* **ENTRIES SHOWN**:

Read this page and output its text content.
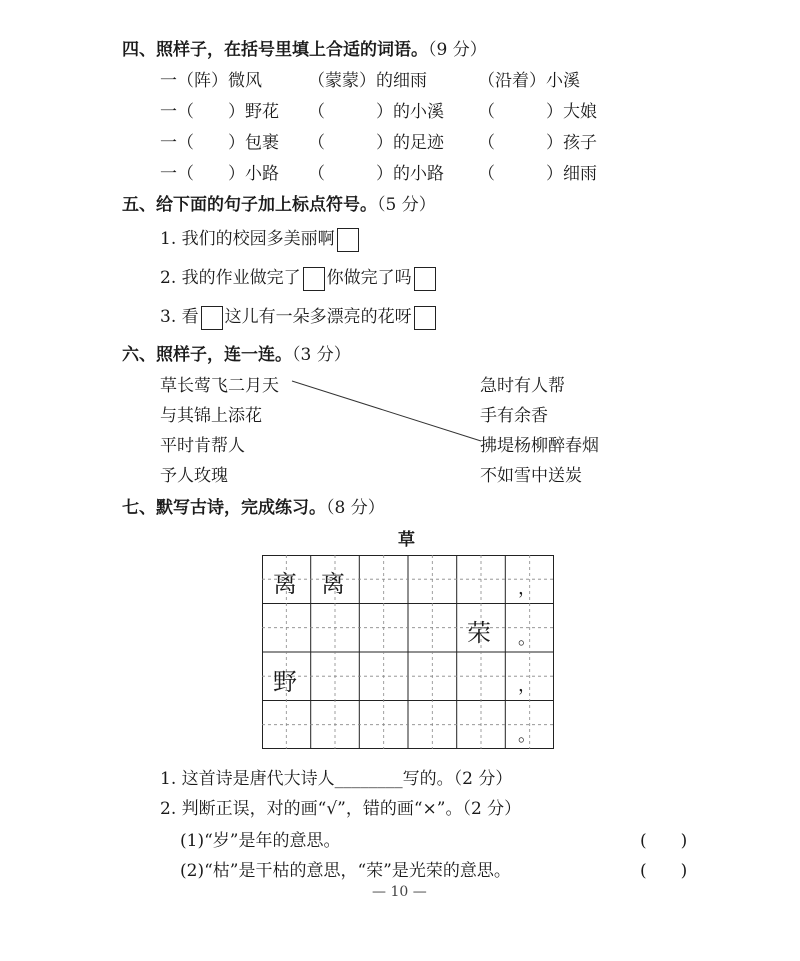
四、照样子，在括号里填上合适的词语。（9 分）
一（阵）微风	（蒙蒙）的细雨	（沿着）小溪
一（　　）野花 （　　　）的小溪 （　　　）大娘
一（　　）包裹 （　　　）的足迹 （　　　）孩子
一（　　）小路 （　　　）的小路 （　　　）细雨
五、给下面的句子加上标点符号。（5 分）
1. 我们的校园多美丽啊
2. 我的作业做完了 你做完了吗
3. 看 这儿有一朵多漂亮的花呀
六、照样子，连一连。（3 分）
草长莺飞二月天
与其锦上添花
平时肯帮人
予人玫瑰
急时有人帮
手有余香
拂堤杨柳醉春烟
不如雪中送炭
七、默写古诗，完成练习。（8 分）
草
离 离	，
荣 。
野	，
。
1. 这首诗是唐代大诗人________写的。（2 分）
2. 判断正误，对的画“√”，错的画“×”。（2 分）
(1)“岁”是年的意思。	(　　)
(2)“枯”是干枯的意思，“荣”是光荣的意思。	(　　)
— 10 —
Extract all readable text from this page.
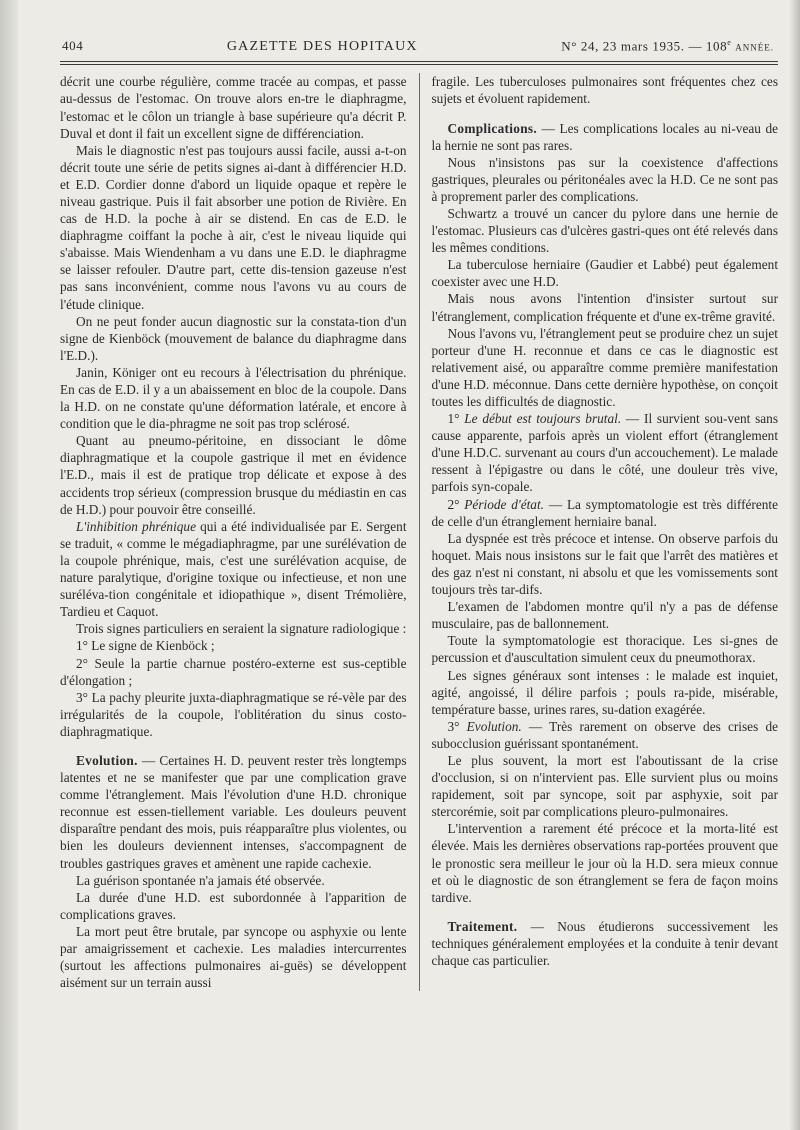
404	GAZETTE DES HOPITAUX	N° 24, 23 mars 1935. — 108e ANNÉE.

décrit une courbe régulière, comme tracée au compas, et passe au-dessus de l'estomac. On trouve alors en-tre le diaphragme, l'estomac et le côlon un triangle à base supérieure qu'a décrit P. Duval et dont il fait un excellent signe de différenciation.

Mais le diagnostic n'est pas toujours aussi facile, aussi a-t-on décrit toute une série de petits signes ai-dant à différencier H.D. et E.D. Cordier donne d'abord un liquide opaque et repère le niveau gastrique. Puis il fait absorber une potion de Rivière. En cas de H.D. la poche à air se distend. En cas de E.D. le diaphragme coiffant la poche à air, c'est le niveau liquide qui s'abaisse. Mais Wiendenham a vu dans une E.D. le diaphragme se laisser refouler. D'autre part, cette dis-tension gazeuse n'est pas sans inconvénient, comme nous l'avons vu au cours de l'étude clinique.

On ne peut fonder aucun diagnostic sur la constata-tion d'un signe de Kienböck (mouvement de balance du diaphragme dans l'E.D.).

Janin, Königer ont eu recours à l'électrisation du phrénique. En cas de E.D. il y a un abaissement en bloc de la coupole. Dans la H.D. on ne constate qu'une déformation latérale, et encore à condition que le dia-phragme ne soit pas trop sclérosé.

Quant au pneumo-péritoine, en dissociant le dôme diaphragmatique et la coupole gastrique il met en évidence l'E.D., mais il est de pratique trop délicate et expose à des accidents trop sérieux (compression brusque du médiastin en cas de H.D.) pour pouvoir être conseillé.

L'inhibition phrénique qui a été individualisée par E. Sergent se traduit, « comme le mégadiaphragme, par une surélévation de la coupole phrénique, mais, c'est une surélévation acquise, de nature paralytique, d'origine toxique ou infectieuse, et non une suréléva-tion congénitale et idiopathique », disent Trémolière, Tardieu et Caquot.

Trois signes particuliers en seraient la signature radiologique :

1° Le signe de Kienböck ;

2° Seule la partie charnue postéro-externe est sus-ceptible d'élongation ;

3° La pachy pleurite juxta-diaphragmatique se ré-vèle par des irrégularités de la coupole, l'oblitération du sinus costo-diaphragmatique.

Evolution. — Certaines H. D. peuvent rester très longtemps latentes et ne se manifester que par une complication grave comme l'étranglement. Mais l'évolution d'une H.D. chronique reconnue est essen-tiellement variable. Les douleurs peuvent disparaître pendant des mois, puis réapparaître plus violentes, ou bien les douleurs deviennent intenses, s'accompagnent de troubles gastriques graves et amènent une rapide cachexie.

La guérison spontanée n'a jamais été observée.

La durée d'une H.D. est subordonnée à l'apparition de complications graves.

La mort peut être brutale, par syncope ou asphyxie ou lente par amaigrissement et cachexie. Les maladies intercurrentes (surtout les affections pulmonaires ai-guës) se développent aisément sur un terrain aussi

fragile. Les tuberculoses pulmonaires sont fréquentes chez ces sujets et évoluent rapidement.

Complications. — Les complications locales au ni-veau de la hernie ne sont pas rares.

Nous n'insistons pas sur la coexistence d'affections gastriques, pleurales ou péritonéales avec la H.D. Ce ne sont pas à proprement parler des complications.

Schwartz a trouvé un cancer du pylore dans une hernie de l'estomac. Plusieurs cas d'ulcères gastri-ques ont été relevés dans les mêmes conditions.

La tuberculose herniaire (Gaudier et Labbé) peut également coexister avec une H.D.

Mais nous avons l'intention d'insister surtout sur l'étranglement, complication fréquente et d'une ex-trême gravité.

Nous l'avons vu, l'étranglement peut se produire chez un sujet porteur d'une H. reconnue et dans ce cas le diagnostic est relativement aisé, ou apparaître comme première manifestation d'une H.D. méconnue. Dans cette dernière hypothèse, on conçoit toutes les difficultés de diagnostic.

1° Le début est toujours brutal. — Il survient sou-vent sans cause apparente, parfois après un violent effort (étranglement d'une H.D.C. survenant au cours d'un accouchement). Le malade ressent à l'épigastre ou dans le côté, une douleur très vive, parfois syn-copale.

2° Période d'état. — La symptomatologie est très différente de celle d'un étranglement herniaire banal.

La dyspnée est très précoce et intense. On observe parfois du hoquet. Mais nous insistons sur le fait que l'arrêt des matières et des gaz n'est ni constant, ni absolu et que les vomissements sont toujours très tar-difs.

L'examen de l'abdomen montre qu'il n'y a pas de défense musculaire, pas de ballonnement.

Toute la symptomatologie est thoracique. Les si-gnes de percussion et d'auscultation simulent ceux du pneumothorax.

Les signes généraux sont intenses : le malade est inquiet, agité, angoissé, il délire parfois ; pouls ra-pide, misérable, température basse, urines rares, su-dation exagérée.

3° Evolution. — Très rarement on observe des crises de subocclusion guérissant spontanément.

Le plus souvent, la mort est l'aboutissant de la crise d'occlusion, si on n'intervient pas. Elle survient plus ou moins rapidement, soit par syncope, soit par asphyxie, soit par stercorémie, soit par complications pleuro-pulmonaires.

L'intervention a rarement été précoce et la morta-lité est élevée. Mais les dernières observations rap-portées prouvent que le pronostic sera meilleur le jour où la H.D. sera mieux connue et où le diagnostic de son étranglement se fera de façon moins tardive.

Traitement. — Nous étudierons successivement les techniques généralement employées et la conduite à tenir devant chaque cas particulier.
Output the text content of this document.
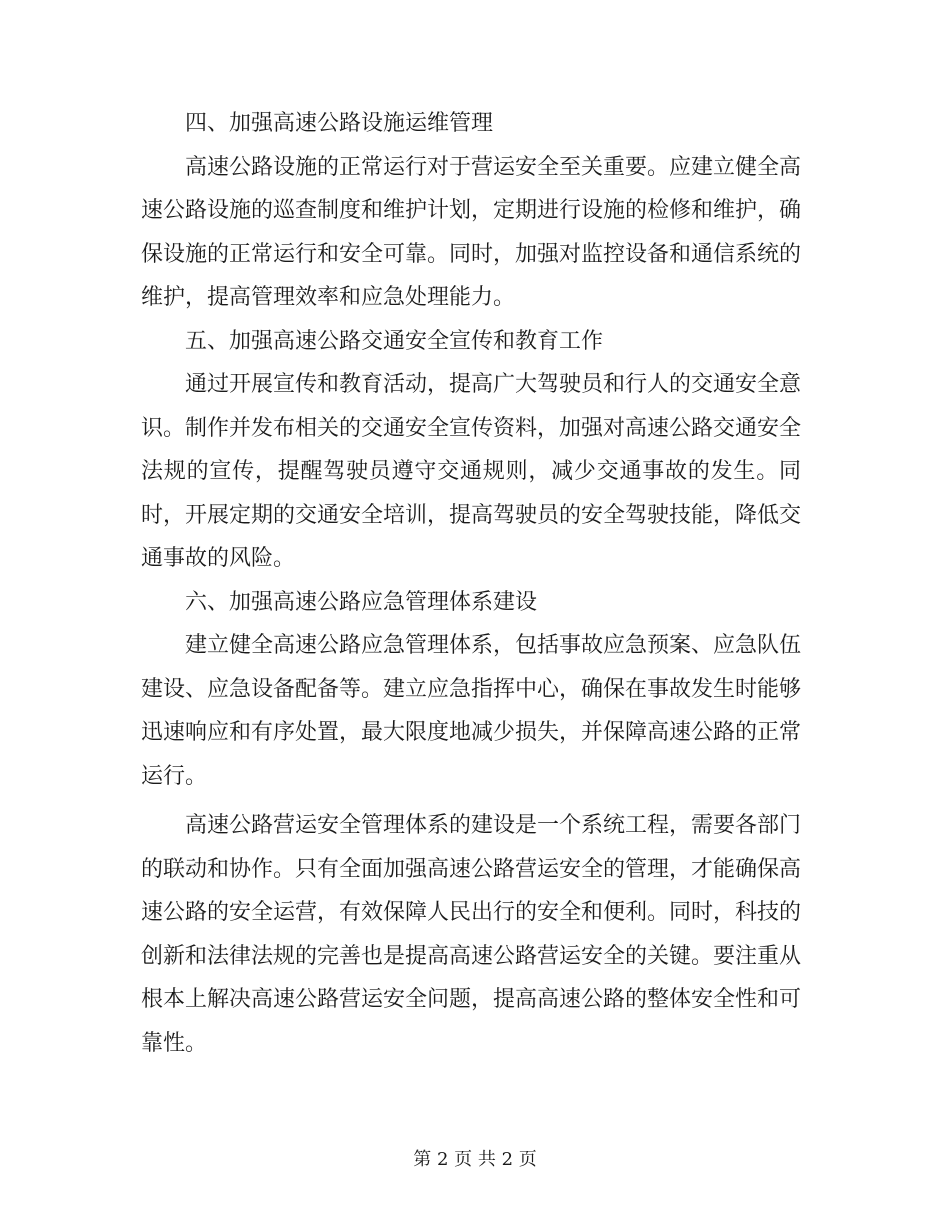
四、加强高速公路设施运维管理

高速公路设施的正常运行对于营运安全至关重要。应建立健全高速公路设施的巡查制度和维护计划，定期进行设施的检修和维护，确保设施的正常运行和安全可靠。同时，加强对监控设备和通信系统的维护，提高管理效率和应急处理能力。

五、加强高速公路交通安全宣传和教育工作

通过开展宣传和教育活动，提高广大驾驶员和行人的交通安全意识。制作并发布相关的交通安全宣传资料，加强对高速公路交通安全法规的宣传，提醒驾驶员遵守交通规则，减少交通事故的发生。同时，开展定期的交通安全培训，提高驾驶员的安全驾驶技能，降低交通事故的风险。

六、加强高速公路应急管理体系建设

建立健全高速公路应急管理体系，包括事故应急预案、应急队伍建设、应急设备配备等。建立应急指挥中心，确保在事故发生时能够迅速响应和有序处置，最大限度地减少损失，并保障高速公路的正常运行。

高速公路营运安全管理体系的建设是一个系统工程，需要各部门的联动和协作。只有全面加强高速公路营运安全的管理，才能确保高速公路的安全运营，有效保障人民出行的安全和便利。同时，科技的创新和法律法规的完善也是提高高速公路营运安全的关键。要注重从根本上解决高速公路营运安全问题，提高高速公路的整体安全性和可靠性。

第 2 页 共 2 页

* **GOAL OF THE EXERCISE**:
Copy all the lines of data exactly as they appear, dropping any images.

* **RESPONSE TO THIS EXERCISE**:
Read this page and output its text content.
四、照样子，在括号里填上合适的词语。（9 分）
一（阵）微风	（蒙蒙）的细雨	（沿着）小溪
一（　　）野花 （　　　）的小溪 （　　　）大娘
一（　　）包裹 （　　　）的足迹 （　　　）孩子
一（　　）小路 （　　　）的小路 （　　　）细雨
五、给下面的句子加上标点符号。（5 分）
1. 我们的校园多美丽啊
2. 我的作业做完了 你做完了吗
3. 看 这儿有一朵多漂亮的花呀
六、照样子，连一连。（3 分）
草长莺飞二月天
与其锦上添花
平时肯帮人
予人玫瑰
急时有人帮
手有余香
拂堤杨柳醉春烟
不如雪中送炭
七、默写古诗，完成练习。（8 分）
草
离 离	，
荣 。
野	，
。
1. 这首诗是唐代大诗人________写的。（2 分）
2. 判断正误，对的画“√”，错的画“×”。（2 分）
(1)“岁”是年的意思。	(　　)
(2)“枯”是干枯的意思，“荣”是光荣的意思。	(　　)
— 10 —
Extract all readable text from this page.
404	GAZETTE DES HOPITAUX	N° 24, 23 mars 1935. — 108e ANNÉE.

décrit une courbe régulière, comme tracée au compas, et passe au-dessus de l'estomac. On trouve alors en-tre le diaphragme, l'estomac et le côlon un triangle à base supérieure qu'a décrit P. Duval et dont il fait un excellent signe de différenciation.

Mais le diagnostic n'est pas toujours aussi facile, aussi a-t-on décrit toute une série de petits signes ai-dant à différencier H.D. et E.D. Cordier donne d'abord un liquide opaque et repère le niveau gastrique. Puis il fait absorber une potion de Rivière. En cas de H.D. la poche à air se distend. En cas de E.D. le diaphragme coiffant la poche à air, c'est le niveau liquide qui s'abaisse. Mais Wiendenham a vu dans une E.D. le diaphragme se laisser refouler. D'autre part, cette dis-tension gazeuse n'est pas sans inconvénient, comme nous l'avons vu au cours de l'étude clinique.

On ne peut fonder aucun diagnostic sur la constata-tion d'un signe de Kienböck (mouvement de balance du diaphragme dans l'E.D.).

Janin, Königer ont eu recours à l'électrisation du phrénique. En cas de E.D. il y a un abaissement en bloc de la coupole. Dans la H.D. on ne constate qu'une déformation latérale, et encore à condition que le dia-phragme ne soit pas trop sclérosé.

Quant au pneumo-péritoine, en dissociant le dôme diaphragmatique et la coupole gastrique il met en évidence l'E.D., mais il est de pratique trop délicate et expose à des accidents trop sérieux (compression brusque du médiastin en cas de H.D.) pour pouvoir être conseillé.

L'inhibition phrénique qui a été individualisée par E. Sergent se traduit, « comme le mégadiaphragme, par une surélévation de la coupole phrénique, mais, c'est une surélévation acquise, de nature paralytique, d'origine toxique ou infectieuse, et non une suréléva-tion congénitale et idiopathique », disent Trémolière, Tardieu et Caquot.

Trois signes particuliers en seraient la signature radiologique :

1° Le signe de Kienböck ;

2° Seule la partie charnue postéro-externe est sus-ceptible d'élongation ;

3° La pachy pleurite juxta-diaphragmatique se ré-vèle par des irrégularités de la coupole, l'oblitération du sinus costo-diaphragmatique.

Evolution. — Certaines H. D. peuvent rester très longtemps latentes et ne se manifester que par une complication grave comme l'étranglement. Mais l'évolution d'une H.D. chronique reconnue est essen-tiellement variable. Les douleurs peuvent disparaître pendant des mois, puis réapparaître plus violentes, ou bien les douleurs deviennent intenses, s'accompagnent de troubles gastriques graves et amènent une rapide cachexie.

La guérison spontanée n'a jamais été observée.

La durée d'une H.D. est subordonnée à l'apparition de complications graves.

La mort peut être brutale, par syncope ou asphyxie ou lente par amaigrissement et cachexie. Les maladies intercurrentes (surtout les affections pulmonaires ai-guës) se développent aisément sur un terrain aussi

fragile. Les tuberculoses pulmonaires sont fréquentes chez ces sujets et évoluent rapidement.

Complications. — Les complications locales au ni-veau de la hernie ne sont pas rares.

Nous n'insistons pas sur la coexistence d'affections gastriques, pleurales ou péritonéales avec la H.D. Ce ne sont pas à proprement parler des complications.

Schwartz a trouvé un cancer du pylore dans une hernie de l'estomac. Plusieurs cas d'ulcères gastri-ques ont été relevés dans les mêmes conditions.

La tuberculose herniaire (Gaudier et Labbé) peut également coexister avec une H.D.

Mais nous avons l'intention d'insister surtout sur l'étranglement, complication fréquente et d'une ex-trême gravité.

Nous l'avons vu, l'étranglement peut se produire chez un sujet porteur d'une H. reconnue et dans ce cas le diagnostic est relativement aisé, ou apparaître comme première manifestation d'une H.D. méconnue. Dans cette dernière hypothèse, on conçoit toutes les difficultés de diagnostic.

1° Le début est toujours brutal. — Il survient sou-vent sans cause apparente, parfois après un violent effort (étranglement d'une H.D.C. survenant au cours d'un accouchement). Le malade ressent à l'épigastre ou dans le côté, une douleur très vive, parfois syn-copale.

2° Période d'état. — La symptomatologie est très différente de celle d'un étranglement herniaire banal.

La dyspnée est très précoce et intense. On observe parfois du hoquet. Mais nous insistons sur le fait que l'arrêt des matières et des gaz n'est ni constant, ni absolu et que les vomissements sont toujours très tar-difs.

L'examen de l'abdomen montre qu'il n'y a pas de défense musculaire, pas de ballonnement.

Toute la symptomatologie est thoracique. Les si-gnes de percussion et d'auscultation simulent ceux du pneumothorax.

Les signes généraux sont intenses : le malade est inquiet, agité, angoissé, il délire parfois ; pouls ra-pide, misérable, température basse, urines rares, su-dation exagérée.

3° Evolution. — Très rarement on observe des crises de subocclusion guérissant spontanément.

Le plus souvent, la mort est l'aboutissant de la crise d'occlusion, si on n'intervient pas. Elle survient plus ou moins rapidement, soit par syncope, soit par asphyxie, soit par stercorémie, soit par complications pleuro-pulmonaires.

L'intervention a rarement été précoce et la morta-lité est élevée. Mais les dernières observations rap-portées prouvent que le pronostic sera meilleur le jour où la H.D. sera mieux connue et où le diagnostic de son étranglement se fera de façon moins tardive.

Traitement. — Nous étudierons successivement les techniques généralement employées et la conduite à tenir devant chaque cas particulier.
Output the text content of this document.
四、加强高速公路设施运维管理

高速公路设施的正常运行对于营运安全至关重要。应建立健全高速公路设施的巡查制度和维护计划，定期进行设施的检修和维护，确保设施的正常运行和安全可靠。同时，加强对监控设备和通信系统的维护，提高管理效率和应急处理能力。

五、加强高速公路交通安全宣传和教育工作

通过开展宣传和教育活动，提高广大驾驶员和行人的交通安全意识。制作并发布相关的交通安全宣传资料，加强对高速公路交通安全法规的宣传，提醒驾驶员遵守交通规则，减少交通事故的发生。同时，开展定期的交通安全培训，提高驾驶员的安全驾驶技能，降低交通事故的风险。

六、加强高速公路应急管理体系建设

建立健全高速公路应急管理体系，包括事故应急预案、应急队伍建设、应急设备配备等。建立应急指挥中心，确保在事故发生时能够迅速响应和有序处置，最大限度地减少损失，并保障高速公路的正常运行。

高速公路营运安全管理体系的建设是一个系统工程，需要各部门的联动和协作。只有全面加强高速公路营运安全的管理，才能确保高速公路的安全运营，有效保障人民出行的安全和便利。同时，科技的创新和法律法规的完善也是提高高速公路营运安全的关键。要注重从根本上解决高速公路营运安全问题，提高高速公路的整体安全性和可靠性。

第 2 页 共 2 页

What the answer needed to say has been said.